==== Records for processing ====

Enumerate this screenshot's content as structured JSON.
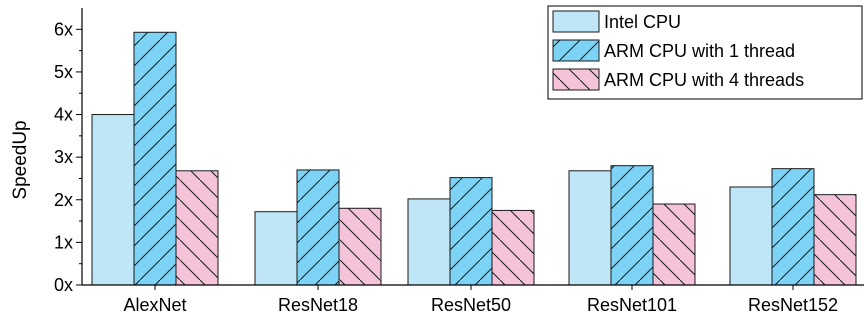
{
  "chart_data": {
    "type": "bar",
    "categories": [
      "AlexNet",
      "ResNet18",
      "ResNet50",
      "ResNet101",
      "ResNet152"
    ],
    "series": [
      {
        "name": "Intel  CPU",
        "values": [
          4.0,
          1.72,
          2.02,
          2.68,
          2.3
        ],
        "color": "#bfe6f7",
        "pattern": "none"
      },
      {
        "name": "ARM CPU with 1 thread",
        "values": [
          5.93,
          2.7,
          2.52,
          2.8,
          2.73
        ],
        "color": "#7dd3f5",
        "pattern": "forward-diagonal"
      },
      {
        "name": "ARM CPU with 4 threads",
        "values": [
          2.68,
          1.8,
          1.75,
          1.9,
          2.12
        ],
        "color": "#f5c3d9",
        "pattern": "back-diagonal"
      }
    ],
    "ylabel": "SpeedUp",
    "xlabel": "",
    "ylim": [
      0,
      6.5
    ],
    "yticks": [
      0,
      1,
      2,
      3,
      4,
      5,
      6
    ],
    "ytick_labels": [
      "0x",
      "1x",
      "2x",
      "3x",
      "4x",
      "5x",
      "6x"
    ],
    "legend_position": "top-right",
    "grid": false
  }
}
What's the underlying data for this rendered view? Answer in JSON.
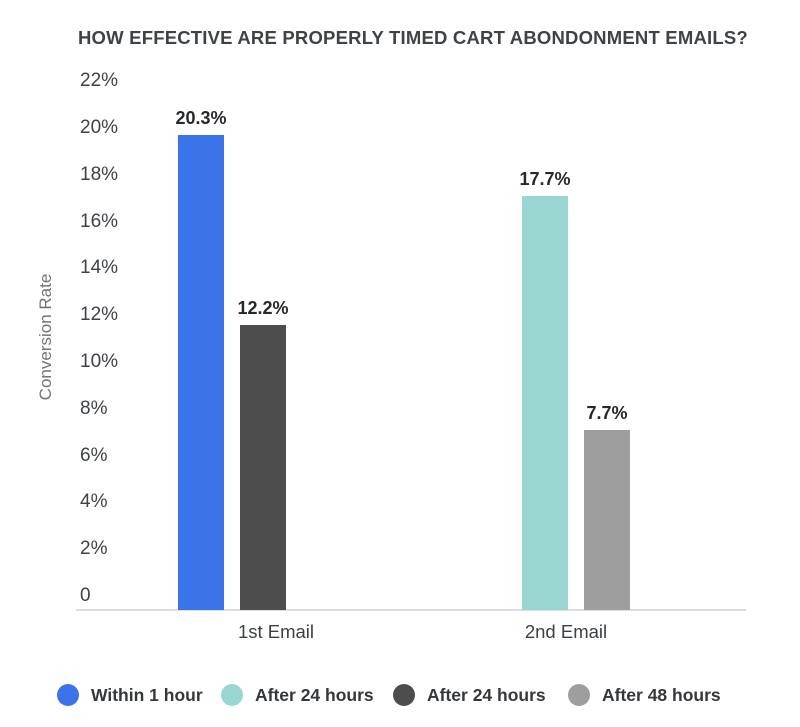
{
  "chart_data": {
    "type": "bar",
    "title": "HOW EFFECTIVE ARE PROPERLY TIMED CART ABONDONMENT EMAILS?",
    "xlabel": "",
    "ylabel": "Conversion Rate",
    "ylim": [
      0,
      22
    ],
    "ytick_step": 2,
    "ytick_labels": [
      "22%",
      "20%",
      "18%",
      "16%",
      "14%",
      "12%",
      "10%",
      "8%",
      "6%",
      "4%",
      "2%",
      "0"
    ],
    "categories": [
      "1st Email",
      "2nd Email"
    ],
    "series": [
      {
        "name": "Within 1 hour",
        "color": "#3b73e8",
        "values": [
          20.3,
          null
        ]
      },
      {
        "name": "After 24 hours",
        "color": "#9ad6d1",
        "values": [
          null,
          17.7
        ]
      },
      {
        "name": "After 24 hours",
        "color": "#4d4d4d",
        "values": [
          12.2,
          null
        ]
      },
      {
        "name": "After 48 hours",
        "color": "#9e9e9e",
        "values": [
          null,
          7.7
        ]
      }
    ],
    "value_labels": {
      "20.3": "20.3%",
      "12.2": "12.2%",
      "17.7": "17.7%",
      "7.7": "7.7%"
    },
    "grid": false,
    "legend_position": "bottom",
    "axis_line_color": "#dcdfe2"
  }
}
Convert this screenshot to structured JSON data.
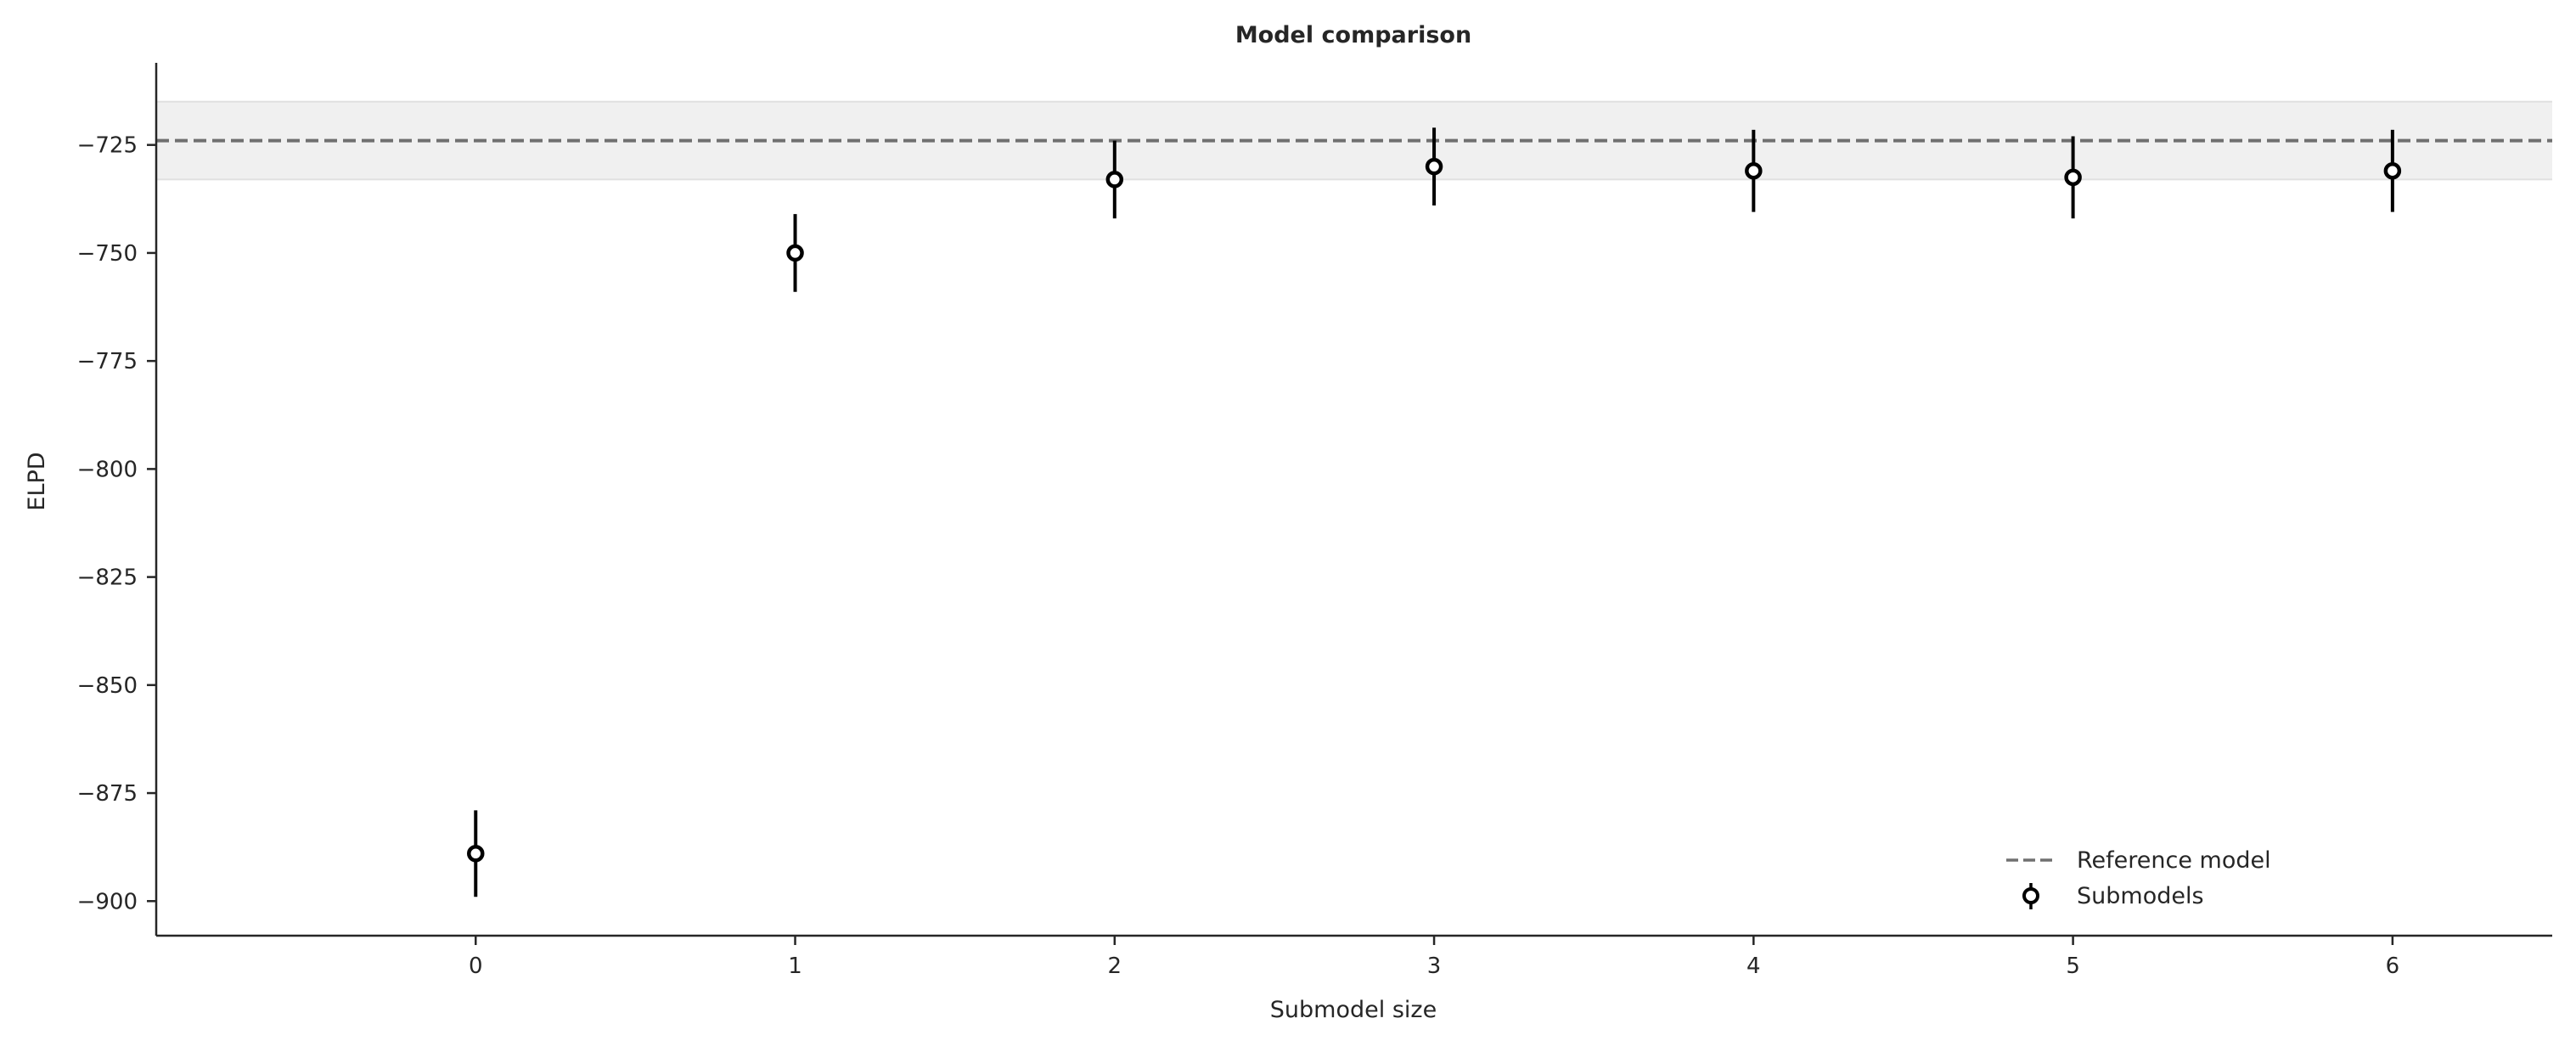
{
  "chart_data": {
    "type": "scatter",
    "title": "Model comparison",
    "xlabel": "Submodel size",
    "ylabel": "ELPD",
    "x_ticks": [
      0,
      1,
      2,
      3,
      4,
      5,
      6
    ],
    "y_ticks": [
      -725,
      -750,
      -775,
      -800,
      -825,
      -850,
      -875,
      -900
    ],
    "y_tick_labels": [
      "−725",
      "−750",
      "−775",
      "−800",
      "−825",
      "−850",
      "−875",
      "−900"
    ],
    "xlim": [
      -1,
      6.5
    ],
    "ylim": [
      -908,
      -706
    ],
    "grid": false,
    "legend_position": "lower-right",
    "reference": {
      "name": "Reference model",
      "elpd": -724,
      "band": [
        -733,
        -715
      ],
      "line_color": "#707070",
      "band_color": "#f0f0f0"
    },
    "series": [
      {
        "name": "Submodels",
        "color": "#000000",
        "x": [
          0,
          1,
          2,
          3,
          4,
          5,
          6
        ],
        "y": [
          -889,
          -750,
          -733,
          -730,
          -731,
          -732.5,
          -731
        ],
        "yerr": [
          10,
          9,
          9,
          9,
          9.5,
          9.5,
          9.5
        ]
      }
    ]
  }
}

====

> Stated exercise
Filter the records above and return every line that holds the word "pattern".

> Task response
        "pattern": "none"
        "pattern": "forward-diagonal"
        "pattern": "back-diagonal"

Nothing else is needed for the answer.